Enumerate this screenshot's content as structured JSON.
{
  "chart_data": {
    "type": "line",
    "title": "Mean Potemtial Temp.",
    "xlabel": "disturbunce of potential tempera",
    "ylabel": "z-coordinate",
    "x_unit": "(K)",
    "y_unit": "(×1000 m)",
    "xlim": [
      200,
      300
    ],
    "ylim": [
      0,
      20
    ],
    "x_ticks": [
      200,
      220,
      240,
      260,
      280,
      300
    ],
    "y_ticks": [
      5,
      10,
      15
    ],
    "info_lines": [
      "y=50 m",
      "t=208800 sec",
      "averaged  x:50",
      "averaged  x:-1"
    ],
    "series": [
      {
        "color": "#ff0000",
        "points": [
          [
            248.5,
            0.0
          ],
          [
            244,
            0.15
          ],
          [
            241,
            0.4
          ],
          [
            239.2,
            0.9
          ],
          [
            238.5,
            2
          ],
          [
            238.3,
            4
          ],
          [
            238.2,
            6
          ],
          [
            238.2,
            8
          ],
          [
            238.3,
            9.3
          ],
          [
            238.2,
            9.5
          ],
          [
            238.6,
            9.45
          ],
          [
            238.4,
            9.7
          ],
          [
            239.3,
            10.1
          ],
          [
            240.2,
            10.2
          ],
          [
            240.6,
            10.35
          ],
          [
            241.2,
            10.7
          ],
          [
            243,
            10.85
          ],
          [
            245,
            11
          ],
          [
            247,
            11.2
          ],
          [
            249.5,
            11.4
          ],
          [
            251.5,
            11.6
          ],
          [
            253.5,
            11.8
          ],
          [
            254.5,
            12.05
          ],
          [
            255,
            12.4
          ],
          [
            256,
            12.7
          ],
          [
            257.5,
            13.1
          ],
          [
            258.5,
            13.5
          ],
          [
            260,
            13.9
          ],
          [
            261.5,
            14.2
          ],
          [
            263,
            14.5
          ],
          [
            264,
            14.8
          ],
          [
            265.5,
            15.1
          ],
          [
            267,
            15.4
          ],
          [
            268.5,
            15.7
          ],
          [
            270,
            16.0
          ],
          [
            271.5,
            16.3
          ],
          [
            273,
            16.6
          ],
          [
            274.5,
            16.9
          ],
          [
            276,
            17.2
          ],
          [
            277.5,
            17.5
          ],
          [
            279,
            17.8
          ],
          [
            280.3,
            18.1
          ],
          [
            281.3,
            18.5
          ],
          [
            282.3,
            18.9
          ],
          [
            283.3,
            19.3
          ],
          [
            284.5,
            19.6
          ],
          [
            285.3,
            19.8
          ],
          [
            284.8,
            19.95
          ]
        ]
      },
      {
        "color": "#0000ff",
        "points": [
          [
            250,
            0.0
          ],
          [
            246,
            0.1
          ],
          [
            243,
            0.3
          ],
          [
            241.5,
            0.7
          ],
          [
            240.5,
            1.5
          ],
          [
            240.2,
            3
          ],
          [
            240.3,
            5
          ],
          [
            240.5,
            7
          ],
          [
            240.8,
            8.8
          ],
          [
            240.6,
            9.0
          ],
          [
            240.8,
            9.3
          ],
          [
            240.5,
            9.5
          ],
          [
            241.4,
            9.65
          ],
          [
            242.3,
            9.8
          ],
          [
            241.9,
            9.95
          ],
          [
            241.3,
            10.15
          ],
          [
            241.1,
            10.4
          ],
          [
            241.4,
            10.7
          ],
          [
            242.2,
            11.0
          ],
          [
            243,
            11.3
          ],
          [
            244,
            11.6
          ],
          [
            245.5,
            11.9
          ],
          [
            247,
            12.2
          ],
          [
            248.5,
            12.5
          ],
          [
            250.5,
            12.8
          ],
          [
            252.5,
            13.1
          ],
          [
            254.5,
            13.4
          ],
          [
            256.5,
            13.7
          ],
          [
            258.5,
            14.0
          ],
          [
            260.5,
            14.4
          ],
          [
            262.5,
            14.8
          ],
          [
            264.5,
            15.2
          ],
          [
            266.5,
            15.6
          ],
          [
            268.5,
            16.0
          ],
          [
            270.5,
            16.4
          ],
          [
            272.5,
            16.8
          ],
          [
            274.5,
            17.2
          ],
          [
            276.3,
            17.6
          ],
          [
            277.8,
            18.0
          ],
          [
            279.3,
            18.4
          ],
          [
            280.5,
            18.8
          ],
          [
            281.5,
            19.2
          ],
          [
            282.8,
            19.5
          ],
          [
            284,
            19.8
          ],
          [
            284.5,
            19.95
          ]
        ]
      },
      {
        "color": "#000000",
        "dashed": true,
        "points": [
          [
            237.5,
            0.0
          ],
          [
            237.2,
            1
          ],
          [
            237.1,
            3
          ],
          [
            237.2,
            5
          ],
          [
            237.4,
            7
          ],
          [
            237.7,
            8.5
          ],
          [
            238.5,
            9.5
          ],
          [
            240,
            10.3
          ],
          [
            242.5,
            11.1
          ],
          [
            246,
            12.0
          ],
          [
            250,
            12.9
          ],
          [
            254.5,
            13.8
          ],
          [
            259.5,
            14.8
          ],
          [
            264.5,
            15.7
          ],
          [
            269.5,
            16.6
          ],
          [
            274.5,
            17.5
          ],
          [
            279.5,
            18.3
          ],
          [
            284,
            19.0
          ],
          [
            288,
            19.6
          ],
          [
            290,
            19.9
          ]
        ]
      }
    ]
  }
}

□ □ □ □ □ □ □

TASK DIRECTIONS = Write out all the lines again, exactly as they are.

THE RESPONSE =
Enumerate this screenshot's content as structured JSON.
{
  "chart_data": {
    "type": "line",
    "title": "Mean Potemtial Temp.",
    "xlabel": "disturbunce of potential tempera",
    "ylabel": "z-coordinate",
    "x_unit": "(K)",
    "y_unit": "(×1000 m)",
    "xlim": [
      200,
      300
    ],
    "ylim": [
      0,
      20
    ],
    "x_ticks": [
      200,
      220,
      240,
      260,
      280,
      300
    ],
    "y_ticks": [
      5,
      10,
      15
    ],
    "info_lines": [
      "y=50 m",
      "t=208800 sec",
      "averaged  x:50",
      "averaged  x:-1"
    ],
    "series": [
      {
        "color": "#ff0000",
        "points": [
          [
            248.5,
            0.0
          ],
          [
            244,
            0.15
          ],
          [
            241,
            0.4
          ],
          [
            239.2,
            0.9
          ],
          [
            238.5,
            2
          ],
          [
            238.3,
            4
          ],
          [
            238.2,
            6
          ],
          [
            238.2,
            8
          ],
          [
            238.3,
            9.3
          ],
          [
            238.2,
            9.5
          ],
          [
            238.6,
            9.45
          ],
          [
            238.4,
            9.7
          ],
          [
            239.3,
            10.1
          ],
          [
            240.2,
            10.2
          ],
          [
            240.6,
            10.35
          ],
          [
            241.2,
            10.7
          ],
          [
            243,
            10.85
          ],
          [
            245,
            11
          ],
          [
            247,
            11.2
          ],
          [
            249.5,
            11.4
          ],
          [
            251.5,
            11.6
          ],
          [
            253.5,
            11.8
          ],
          [
            254.5,
            12.05
          ],
          [
            255,
            12.4
          ],
          [
            256,
            12.7
          ],
          [
            257.5,
            13.1
          ],
          [
            258.5,
            13.5
          ],
          [
            260,
            13.9
          ],
          [
            261.5,
            14.2
          ],
          [
            263,
            14.5
          ],
          [
            264,
            14.8
          ],
          [
            265.5,
            15.1
          ],
          [
            267,
            15.4
          ],
          [
            268.5,
            15.7
          ],
          [
            270,
            16.0
          ],
          [
            271.5,
            16.3
          ],
          [
            273,
            16.6
          ],
          [
            274.5,
            16.9
          ],
          [
            276,
            17.2
          ],
          [
            277.5,
            17.5
          ],
          [
            279,
            17.8
          ],
          [
            280.3,
            18.1
          ],
          [
            281.3,
            18.5
          ],
          [
            282.3,
            18.9
          ],
          [
            283.3,
            19.3
          ],
          [
            284.5,
            19.6
          ],
          [
            285.3,
            19.8
          ],
          [
            284.8,
            19.95
          ]
        ]
      },
      {
        "color": "#0000ff",
        "points": [
          [
            250,
            0.0
          ],
          [
            246,
            0.1
          ],
          [
            243,
            0.3
          ],
          [
            241.5,
            0.7
          ],
          [
            240.5,
            1.5
          ],
          [
            240.2,
            3
          ],
          [
            240.3,
            5
          ],
          [
            240.5,
            7
          ],
          [
            240.8,
            8.8
          ],
          [
            240.6,
            9.0
          ],
          [
            240.8,
            9.3
          ],
          [
            240.5,
            9.5
          ],
          [
            241.4,
            9.65
          ],
          [
            242.3,
            9.8
          ],
          [
            241.9,
            9.95
          ],
          [
            241.3,
            10.15
          ],
          [
            241.1,
            10.4
          ],
          [
            241.4,
            10.7
          ],
          [
            242.2,
            11.0
          ],
          [
            243,
            11.3
          ],
          [
            244,
            11.6
          ],
          [
            245.5,
            11.9
          ],
          [
            247,
            12.2
          ],
          [
            248.5,
            12.5
          ],
          [
            250.5,
            12.8
          ],
          [
            252.5,
            13.1
          ],
          [
            254.5,
            13.4
          ],
          [
            256.5,
            13.7
          ],
          [
            258.5,
            14.0
          ],
          [
            260.5,
            14.4
          ],
          [
            262.5,
            14.8
          ],
          [
            264.5,
            15.2
          ],
          [
            266.5,
            15.6
          ],
          [
            268.5,
            16.0
          ],
          [
            270.5,
            16.4
          ],
          [
            272.5,
            16.8
          ],
          [
            274.5,
            17.2
          ],
          [
            276.3,
            17.6
          ],
          [
            277.8,
            18.0
          ],
          [
            279.3,
            18.4
          ],
          [
            280.5,
            18.8
          ],
          [
            281.5,
            19.2
          ],
          [
            282.8,
            19.5
          ],
          [
            284,
            19.8
          ],
          [
            284.5,
            19.95
          ]
        ]
      },
      {
        "color": "#000000",
        "dashed": true,
        "points": [
          [
            237.5,
            0.0
          ],
          [
            237.2,
            1
          ],
          [
            237.1,
            3
          ],
          [
            237.2,
            5
          ],
          [
            237.4,
            7
          ],
          [
            237.7,
            8.5
          ],
          [
            238.5,
            9.5
          ],
          [
            240,
            10.3
          ],
          [
            242.5,
            11.1
          ],
          [
            246,
            12.0
          ],
          [
            250,
            12.9
          ],
          [
            254.5,
            13.8
          ],
          [
            259.5,
            14.8
          ],
          [
            264.5,
            15.7
          ],
          [
            269.5,
            16.6
          ],
          [
            274.5,
            17.5
          ],
          [
            279.5,
            18.3
          ],
          [
            284,
            19.0
          ],
          [
            288,
            19.6
          ],
          [
            290,
            19.9
          ]
        ]
      }
    ]
  }
}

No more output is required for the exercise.